== Written instruction ==
Filter the listing below, copying every line in which the word "Name" appears.

Recorded data:
· · · · ·

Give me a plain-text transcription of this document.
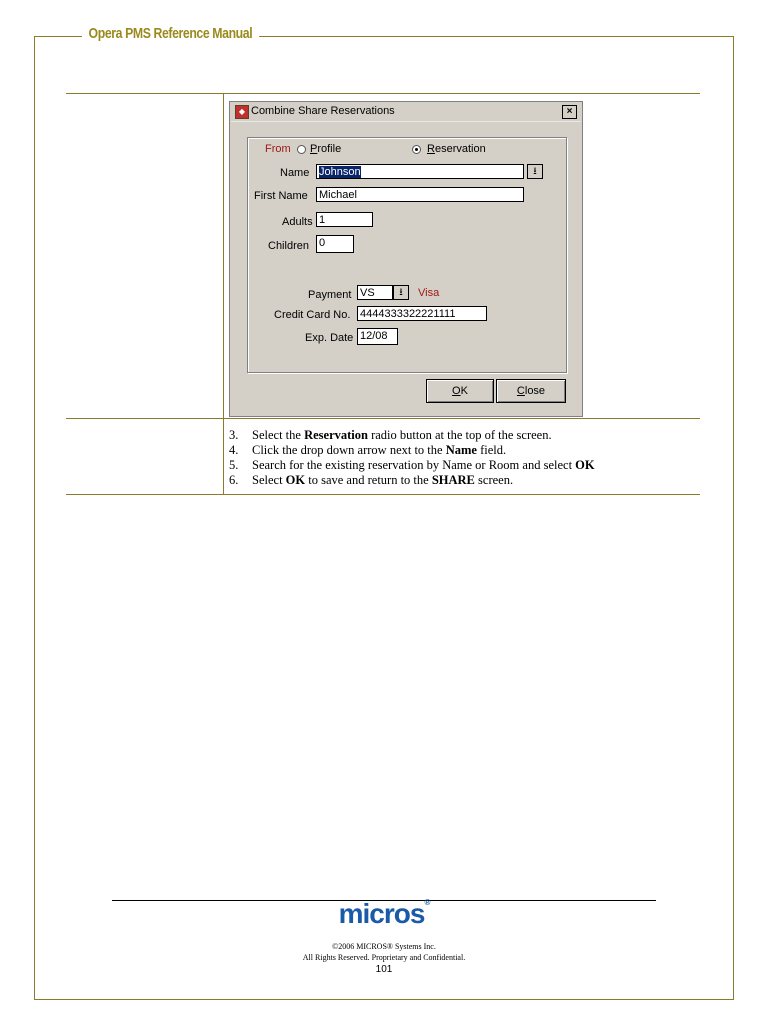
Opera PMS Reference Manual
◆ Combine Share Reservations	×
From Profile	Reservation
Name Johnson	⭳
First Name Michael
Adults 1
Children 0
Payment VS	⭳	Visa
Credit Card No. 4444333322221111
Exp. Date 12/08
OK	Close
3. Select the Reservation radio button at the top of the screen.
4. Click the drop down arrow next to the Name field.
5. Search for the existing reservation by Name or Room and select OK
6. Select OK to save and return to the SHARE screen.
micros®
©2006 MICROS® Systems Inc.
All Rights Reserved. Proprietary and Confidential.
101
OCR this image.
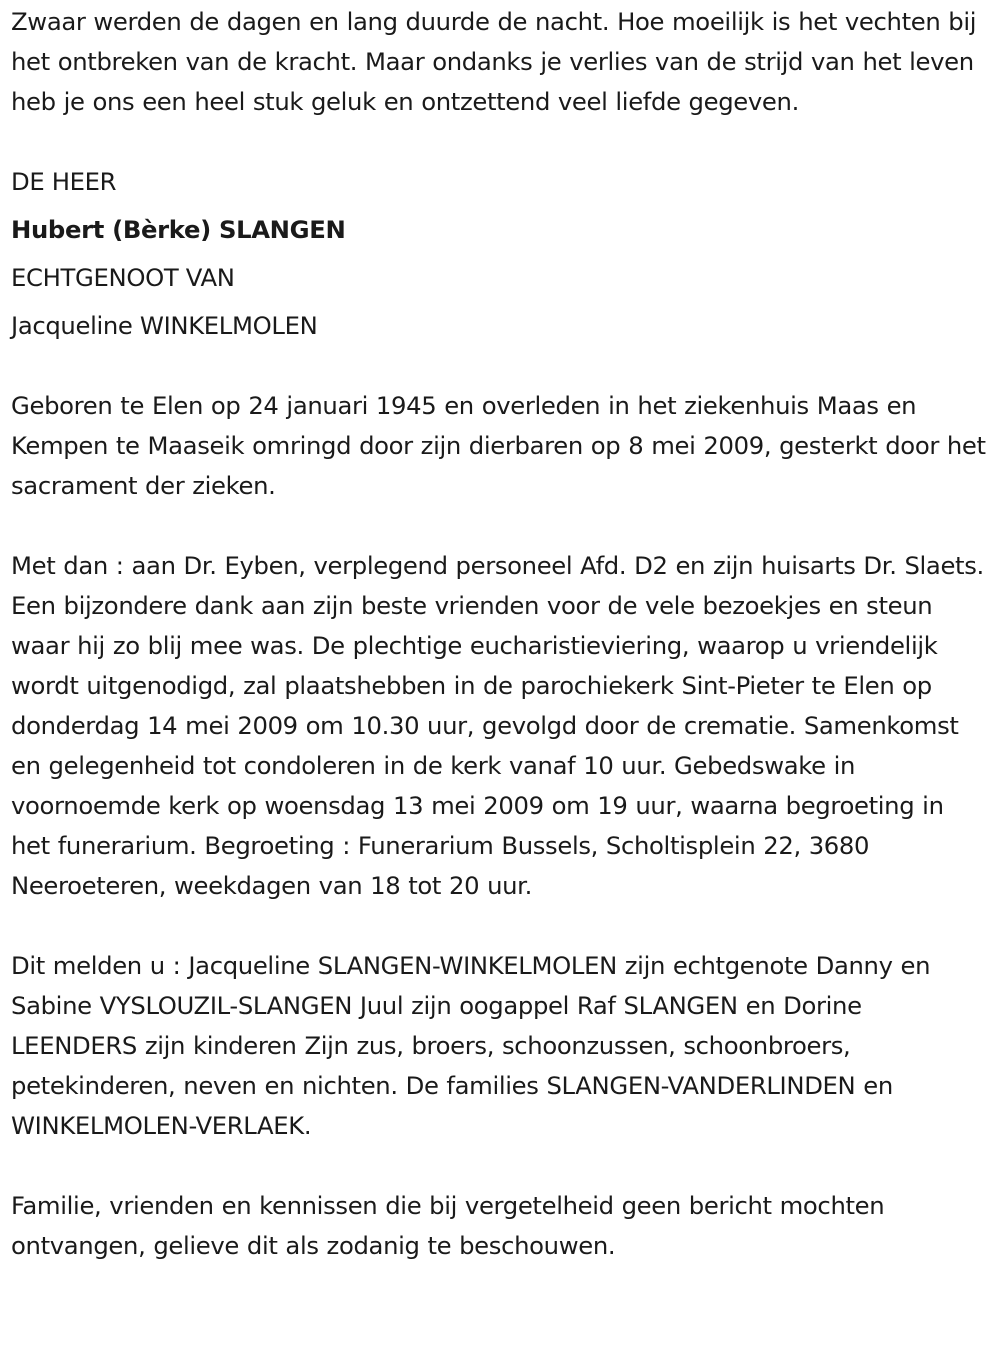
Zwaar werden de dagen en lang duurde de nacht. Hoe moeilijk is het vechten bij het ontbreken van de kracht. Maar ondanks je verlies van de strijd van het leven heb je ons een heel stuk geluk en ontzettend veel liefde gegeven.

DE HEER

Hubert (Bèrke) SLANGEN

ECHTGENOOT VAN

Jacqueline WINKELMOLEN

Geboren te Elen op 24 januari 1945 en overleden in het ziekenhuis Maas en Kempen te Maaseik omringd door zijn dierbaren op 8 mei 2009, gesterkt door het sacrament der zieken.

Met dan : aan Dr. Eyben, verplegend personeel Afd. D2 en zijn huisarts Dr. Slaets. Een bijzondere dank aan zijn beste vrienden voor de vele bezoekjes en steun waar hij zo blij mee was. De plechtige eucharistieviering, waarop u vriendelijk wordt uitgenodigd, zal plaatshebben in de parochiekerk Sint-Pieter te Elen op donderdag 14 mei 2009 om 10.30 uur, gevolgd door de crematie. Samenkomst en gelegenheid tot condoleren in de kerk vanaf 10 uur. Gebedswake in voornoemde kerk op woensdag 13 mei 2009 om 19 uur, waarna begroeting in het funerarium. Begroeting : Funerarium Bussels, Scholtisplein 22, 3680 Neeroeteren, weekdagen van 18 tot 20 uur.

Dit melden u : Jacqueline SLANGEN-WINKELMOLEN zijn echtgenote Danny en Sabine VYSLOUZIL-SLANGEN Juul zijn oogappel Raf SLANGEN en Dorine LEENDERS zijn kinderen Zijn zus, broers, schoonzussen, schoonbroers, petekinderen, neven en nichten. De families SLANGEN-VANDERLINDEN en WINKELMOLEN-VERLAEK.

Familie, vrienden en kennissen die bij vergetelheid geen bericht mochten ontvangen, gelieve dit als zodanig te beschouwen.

· · · · ·

== Right answer ==
Name Johnson	⭳
First Name Michael
4. Click the drop down arrow next to the Name field.
5. Search for the existing reservation by Name or Room and select OK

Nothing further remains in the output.